GOAL –
Output each entry exactly; skip nothing.

INPUT MATERIAL –
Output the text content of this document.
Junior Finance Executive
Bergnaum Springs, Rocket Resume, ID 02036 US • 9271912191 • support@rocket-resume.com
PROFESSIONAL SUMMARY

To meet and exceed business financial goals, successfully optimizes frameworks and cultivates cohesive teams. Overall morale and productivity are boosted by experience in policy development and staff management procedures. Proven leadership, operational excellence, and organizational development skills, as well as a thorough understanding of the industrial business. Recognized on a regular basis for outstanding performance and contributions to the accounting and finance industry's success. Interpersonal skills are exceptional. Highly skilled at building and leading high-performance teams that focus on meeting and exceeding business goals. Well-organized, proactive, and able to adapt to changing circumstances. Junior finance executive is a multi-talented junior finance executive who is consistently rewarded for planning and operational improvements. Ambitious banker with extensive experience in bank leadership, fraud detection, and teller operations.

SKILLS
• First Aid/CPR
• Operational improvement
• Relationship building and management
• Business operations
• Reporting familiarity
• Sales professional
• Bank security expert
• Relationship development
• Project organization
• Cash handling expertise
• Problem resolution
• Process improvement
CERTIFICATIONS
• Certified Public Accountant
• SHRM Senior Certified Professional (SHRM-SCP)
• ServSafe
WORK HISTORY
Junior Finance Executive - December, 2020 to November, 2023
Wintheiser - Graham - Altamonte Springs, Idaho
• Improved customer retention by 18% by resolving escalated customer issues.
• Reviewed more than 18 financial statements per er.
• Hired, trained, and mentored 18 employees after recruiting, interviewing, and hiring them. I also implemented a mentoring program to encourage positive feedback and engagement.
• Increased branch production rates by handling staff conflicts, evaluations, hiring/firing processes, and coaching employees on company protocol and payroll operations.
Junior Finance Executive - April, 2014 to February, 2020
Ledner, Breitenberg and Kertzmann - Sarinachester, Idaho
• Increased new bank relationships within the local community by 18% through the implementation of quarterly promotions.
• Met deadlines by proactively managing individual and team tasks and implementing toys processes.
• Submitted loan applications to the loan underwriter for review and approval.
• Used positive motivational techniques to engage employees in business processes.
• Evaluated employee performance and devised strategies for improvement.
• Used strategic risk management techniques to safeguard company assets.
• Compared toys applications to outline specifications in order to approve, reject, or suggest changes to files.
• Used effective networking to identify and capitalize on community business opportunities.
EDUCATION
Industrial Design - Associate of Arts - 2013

TASK SOLUTION –
Output the text content of this document.
Junior Finance Executive
Bergnaum Springs, Rocket Resume, ID 02036 US • 9271912191 • support@rocket-resume.com
PROFESSIONAL SUMMARY

To meet and exceed business financial goals, successfully optimizes frameworks and cultivates cohesive teams. Overall morale and productivity are boosted by experience in policy development and staff management procedures. Proven leadership, operational excellence, and organizational development skills, as well as a thorough understanding of the industrial business. Recognized on a regular basis for outstanding performance and contributions to the accounting and finance industry's success. Interpersonal skills are exceptional. Highly skilled at building and leading high-performance teams that focus on meeting and exceeding business goals. Well-organized, proactive, and able to adapt to changing circumstances. Junior finance executive is a multi-talented junior finance executive who is consistently rewarded for planning and operational improvements. Ambitious banker with extensive experience in bank leadership, fraud detection, and teller operations.

SKILLS
• First Aid/CPR
• Operational improvement
• Relationship building and management
• Business operations
• Reporting familiarity
• Sales professional
• Bank security expert
• Relationship development
• Project organization
• Cash handling expertise
• Problem resolution
• Process improvement
CERTIFICATIONS
• Certified Public Accountant
• SHRM Senior Certified Professional (SHRM-SCP)
• ServSafe
WORK HISTORY
Junior Finance Executive - December, 2020 to November, 2023
Wintheiser - Graham - Altamonte Springs, Idaho
• Improved customer retention by 18% by resolving escalated customer issues.
• Reviewed more than 18 financial statements per er.
• Hired, trained, and mentored 18 employees after recruiting, interviewing, and hiring them. I also implemented a mentoring program to encourage positive feedback and engagement.
• Increased branch production rates by handling staff conflicts, evaluations, hiring/firing processes, and coaching employees on company protocol and payroll operations.
Junior Finance Executive - April, 2014 to February, 2020
Ledner, Breitenberg and Kertzmann - Sarinachester, Idaho
• Increased new bank relationships within the local community by 18% through the implementation of quarterly promotions.
• Met deadlines by proactively managing individual and team tasks and implementing toys processes.
• Submitted loan applications to the loan underwriter for review and approval.
• Used positive motivational techniques to engage employees in business processes.
• Evaluated employee performance and devised strategies for improvement.
• Used strategic risk management techniques to safeguard company assets.
• Compared toys applications to outline specifications in order to approve, reject, or suggest changes to files.
• Used effective networking to identify and capitalize on community business opportunities.
EDUCATION
Industrial Design - Associate of Arts - 2013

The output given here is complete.